Exercise brief = Print the following lines again without any change.

Layout annotation records
# # # # #

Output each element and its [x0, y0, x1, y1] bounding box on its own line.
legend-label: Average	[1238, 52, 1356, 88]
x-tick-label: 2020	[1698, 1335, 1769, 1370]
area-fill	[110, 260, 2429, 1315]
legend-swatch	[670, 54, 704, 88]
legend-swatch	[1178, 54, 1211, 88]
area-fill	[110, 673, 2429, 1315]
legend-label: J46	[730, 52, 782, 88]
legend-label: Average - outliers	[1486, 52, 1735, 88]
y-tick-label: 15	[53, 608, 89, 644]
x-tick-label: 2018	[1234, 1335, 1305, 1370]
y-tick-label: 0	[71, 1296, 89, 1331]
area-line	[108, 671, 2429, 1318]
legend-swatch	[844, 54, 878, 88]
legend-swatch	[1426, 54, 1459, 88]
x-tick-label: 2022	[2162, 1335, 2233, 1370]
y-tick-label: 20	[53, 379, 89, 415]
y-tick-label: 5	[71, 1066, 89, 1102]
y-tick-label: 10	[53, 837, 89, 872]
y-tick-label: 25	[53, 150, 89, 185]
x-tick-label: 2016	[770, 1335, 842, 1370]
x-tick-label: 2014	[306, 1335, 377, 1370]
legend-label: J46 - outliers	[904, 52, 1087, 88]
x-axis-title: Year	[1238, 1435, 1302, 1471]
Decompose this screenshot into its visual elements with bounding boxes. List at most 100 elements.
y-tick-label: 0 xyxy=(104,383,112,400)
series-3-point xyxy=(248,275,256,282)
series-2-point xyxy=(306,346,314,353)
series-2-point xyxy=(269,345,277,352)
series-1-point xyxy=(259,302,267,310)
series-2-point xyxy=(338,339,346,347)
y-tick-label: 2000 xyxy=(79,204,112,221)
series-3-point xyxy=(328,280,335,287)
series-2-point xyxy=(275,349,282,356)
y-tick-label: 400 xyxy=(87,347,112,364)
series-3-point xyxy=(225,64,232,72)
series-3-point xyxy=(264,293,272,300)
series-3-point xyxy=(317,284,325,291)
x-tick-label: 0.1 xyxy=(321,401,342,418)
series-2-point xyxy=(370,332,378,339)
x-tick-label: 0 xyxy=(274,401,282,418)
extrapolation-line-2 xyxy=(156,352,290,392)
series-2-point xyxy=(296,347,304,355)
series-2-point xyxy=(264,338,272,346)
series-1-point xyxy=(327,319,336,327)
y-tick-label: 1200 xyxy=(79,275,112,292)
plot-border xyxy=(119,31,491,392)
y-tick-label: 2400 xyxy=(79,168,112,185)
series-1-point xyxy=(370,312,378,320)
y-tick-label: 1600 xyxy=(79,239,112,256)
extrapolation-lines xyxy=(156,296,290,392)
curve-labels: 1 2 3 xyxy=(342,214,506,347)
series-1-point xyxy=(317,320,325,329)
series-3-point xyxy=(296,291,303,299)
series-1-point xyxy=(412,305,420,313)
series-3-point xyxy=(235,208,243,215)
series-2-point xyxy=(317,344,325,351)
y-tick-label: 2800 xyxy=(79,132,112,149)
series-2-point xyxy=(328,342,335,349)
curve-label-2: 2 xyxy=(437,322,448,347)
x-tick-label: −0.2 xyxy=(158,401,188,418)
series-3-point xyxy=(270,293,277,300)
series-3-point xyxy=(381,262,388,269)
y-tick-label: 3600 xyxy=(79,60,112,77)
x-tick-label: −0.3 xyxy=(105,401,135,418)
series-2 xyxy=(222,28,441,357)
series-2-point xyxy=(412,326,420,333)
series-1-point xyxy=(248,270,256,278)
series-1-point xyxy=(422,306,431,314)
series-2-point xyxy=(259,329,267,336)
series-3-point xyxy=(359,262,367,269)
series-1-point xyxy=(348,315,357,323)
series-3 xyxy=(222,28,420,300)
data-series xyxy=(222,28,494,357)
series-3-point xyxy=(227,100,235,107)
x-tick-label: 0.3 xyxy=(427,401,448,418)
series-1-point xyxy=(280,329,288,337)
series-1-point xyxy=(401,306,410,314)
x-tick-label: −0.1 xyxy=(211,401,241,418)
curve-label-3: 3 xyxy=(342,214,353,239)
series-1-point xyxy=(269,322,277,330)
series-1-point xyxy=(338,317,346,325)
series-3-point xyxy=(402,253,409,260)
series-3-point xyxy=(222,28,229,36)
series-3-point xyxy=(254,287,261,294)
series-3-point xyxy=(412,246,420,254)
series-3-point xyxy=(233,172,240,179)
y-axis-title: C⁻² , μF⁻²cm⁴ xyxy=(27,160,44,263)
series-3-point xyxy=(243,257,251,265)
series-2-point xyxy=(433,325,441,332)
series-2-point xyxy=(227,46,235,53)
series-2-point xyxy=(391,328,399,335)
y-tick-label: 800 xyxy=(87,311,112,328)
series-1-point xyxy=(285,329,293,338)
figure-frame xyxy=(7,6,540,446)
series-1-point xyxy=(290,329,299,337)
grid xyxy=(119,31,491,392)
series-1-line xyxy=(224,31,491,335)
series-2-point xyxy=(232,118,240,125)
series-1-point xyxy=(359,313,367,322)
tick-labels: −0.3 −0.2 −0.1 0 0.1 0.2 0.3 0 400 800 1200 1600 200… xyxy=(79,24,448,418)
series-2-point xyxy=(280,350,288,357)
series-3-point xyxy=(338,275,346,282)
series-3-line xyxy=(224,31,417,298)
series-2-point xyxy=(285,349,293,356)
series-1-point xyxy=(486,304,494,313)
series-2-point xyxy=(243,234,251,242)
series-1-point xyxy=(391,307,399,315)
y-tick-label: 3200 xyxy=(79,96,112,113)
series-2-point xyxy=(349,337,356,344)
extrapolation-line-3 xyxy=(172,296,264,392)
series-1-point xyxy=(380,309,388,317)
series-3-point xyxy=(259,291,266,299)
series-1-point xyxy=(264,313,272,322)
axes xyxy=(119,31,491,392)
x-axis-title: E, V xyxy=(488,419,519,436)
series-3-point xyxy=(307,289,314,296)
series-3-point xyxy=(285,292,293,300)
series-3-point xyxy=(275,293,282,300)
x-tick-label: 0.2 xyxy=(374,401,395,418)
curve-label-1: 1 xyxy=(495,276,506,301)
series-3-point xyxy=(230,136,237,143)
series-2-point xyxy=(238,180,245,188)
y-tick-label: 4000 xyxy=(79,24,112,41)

# # # # #

Response to this task =
Output each element and its [x0, y0, x1, y1] bounding box on its own line.
legend-label: Average	[1238, 52, 1356, 88]
x-tick-label: 2020	[1698, 1335, 1769, 1370]
area-fill	[110, 260, 2429, 1315]
legend-swatch	[670, 54, 704, 88]
legend-swatch	[1178, 54, 1211, 88]
area-fill	[110, 673, 2429, 1315]
legend-label: J46	[730, 52, 782, 88]
legend-label: Average - outliers	[1486, 52, 1735, 88]
y-tick-label: 15	[53, 608, 89, 644]
x-tick-label: 2018	[1234, 1335, 1305, 1370]
y-tick-label: 0	[71, 1296, 89, 1331]
area-line	[108, 671, 2429, 1318]
legend-swatch	[844, 54, 878, 88]
legend-swatch	[1426, 54, 1459, 88]
x-tick-label: 2022	[2162, 1335, 2233, 1370]
y-tick-label: 20	[53, 379, 89, 415]
y-tick-label: 5	[71, 1066, 89, 1102]
y-tick-label: 10	[53, 837, 89, 872]
y-tick-label: 25	[53, 150, 89, 185]
x-tick-label: 2016	[770, 1335, 842, 1370]
x-tick-label: 2014	[306, 1335, 377, 1370]
legend-label: J46 - outliers	[904, 52, 1087, 88]
x-axis-title: Year	[1238, 1435, 1302, 1471]
Decompose this screenshot into its visual elements with bounding boxes. List at most 100 elements.
y-tick-label: 0 xyxy=(104,383,112,400)
series-3-point xyxy=(248,275,256,282)
series-2-point xyxy=(306,346,314,353)
series-2-point xyxy=(269,345,277,352)
series-1-point xyxy=(259,302,267,310)
series-2-point xyxy=(338,339,346,347)
y-tick-label: 2000 xyxy=(79,204,112,221)
series-3-point xyxy=(328,280,335,287)
series-2-point xyxy=(275,349,282,356)
y-tick-label: 400 xyxy=(87,347,112,364)
series-3-point xyxy=(225,64,232,72)
series-3-point xyxy=(264,293,272,300)
series-3-point xyxy=(317,284,325,291)
x-tick-label: 0.1 xyxy=(321,401,342,418)
series-2-point xyxy=(370,332,378,339)
x-tick-label: 0 xyxy=(274,401,282,418)
extrapolation-line-2 xyxy=(156,352,290,392)
series-2-point xyxy=(296,347,304,355)
series-2-point xyxy=(264,338,272,346)
series-1-point xyxy=(327,319,336,327)
y-tick-label: 1200 xyxy=(79,275,112,292)
plot-border xyxy=(119,31,491,392)
y-tick-label: 2400 xyxy=(79,168,112,185)
series-1-point xyxy=(370,312,378,320)
y-tick-label: 1600 xyxy=(79,239,112,256)
extrapolation-lines xyxy=(156,296,290,392)
curve-labels: 1 2 3 xyxy=(342,214,506,347)
series-1-point xyxy=(317,320,325,329)
series-3-point xyxy=(296,291,303,299)
series-1-point xyxy=(412,305,420,313)
series-3-point xyxy=(235,208,243,215)
series-2-point xyxy=(317,344,325,351)
y-tick-label: 2800 xyxy=(79,132,112,149)
series-2-point xyxy=(328,342,335,349)
curve-label-2: 2 xyxy=(437,322,448,347)
x-tick-label: −0.2 xyxy=(158,401,188,418)
series-3-point xyxy=(270,293,277,300)
series-3-point xyxy=(381,262,388,269)
y-tick-label: 3600 xyxy=(79,60,112,77)
x-tick-label: −0.3 xyxy=(105,401,135,418)
series-2 xyxy=(222,28,441,357)
series-2-point xyxy=(412,326,420,333)
series-1-point xyxy=(248,270,256,278)
series-1-point xyxy=(422,306,431,314)
series-2-point xyxy=(259,329,267,336)
series-3-point xyxy=(359,262,367,269)
series-1-point xyxy=(348,315,357,323)
series-3 xyxy=(222,28,420,300)
data-series xyxy=(222,28,494,357)
series-3-point xyxy=(227,100,235,107)
x-tick-label: 0.3 xyxy=(427,401,448,418)
series-1-point xyxy=(280,329,288,337)
series-1-point xyxy=(401,306,410,314)
x-tick-label: −0.1 xyxy=(211,401,241,418)
curve-label-3: 3 xyxy=(342,214,353,239)
series-1-point xyxy=(269,322,277,330)
series-1-point xyxy=(338,317,346,325)
series-3-point xyxy=(402,253,409,260)
series-3-point xyxy=(222,28,229,36)
series-3-point xyxy=(254,287,261,294)
series-3-point xyxy=(412,246,420,254)
series-3-point xyxy=(233,172,240,179)
y-axis-title: C⁻² , μF⁻²cm⁴ xyxy=(27,160,44,263)
series-3-point xyxy=(243,257,251,265)
series-2-point xyxy=(433,325,441,332)
series-2-point xyxy=(227,46,235,53)
series-2-point xyxy=(391,328,399,335)
y-tick-label: 800 xyxy=(87,311,112,328)
series-1-point xyxy=(285,329,293,338)
figure-frame xyxy=(7,6,540,446)
series-1-point xyxy=(290,329,299,337)
grid xyxy=(119,31,491,392)
series-1-line xyxy=(224,31,491,335)
series-2-point xyxy=(232,118,240,125)
series-1-point xyxy=(359,313,367,322)
tick-labels: −0.3 −0.2 −0.1 0 0.1 0.2 0.3 0 400 800 1200 1600 200… xyxy=(79,24,448,418)
series-2-point xyxy=(280,350,288,357)
series-3-point xyxy=(338,275,346,282)
series-3-line xyxy=(224,31,417,298)
series-2-point xyxy=(285,349,293,356)
series-1-point xyxy=(486,304,494,313)
series-2-point xyxy=(243,234,251,242)
series-1-point xyxy=(391,307,399,315)
y-tick-label: 3200 xyxy=(79,96,112,113)
series-2-point xyxy=(349,337,356,344)
extrapolation-line-3 xyxy=(172,296,264,392)
series-1-point xyxy=(380,309,388,317)
series-3-point xyxy=(259,291,266,299)
series-1-point xyxy=(264,313,272,322)
axes xyxy=(119,31,491,392)
x-axis-title: E, V xyxy=(488,419,519,436)
series-3-point xyxy=(307,289,314,296)
series-3-point xyxy=(285,292,293,300)
series-3-point xyxy=(275,293,282,300)
x-tick-label: 0.2 xyxy=(374,401,395,418)
curve-label-1: 1 xyxy=(495,276,506,301)
series-3-point xyxy=(230,136,237,143)
series-2-point xyxy=(238,180,245,188)
y-tick-label: 4000 xyxy=(79,24,112,41)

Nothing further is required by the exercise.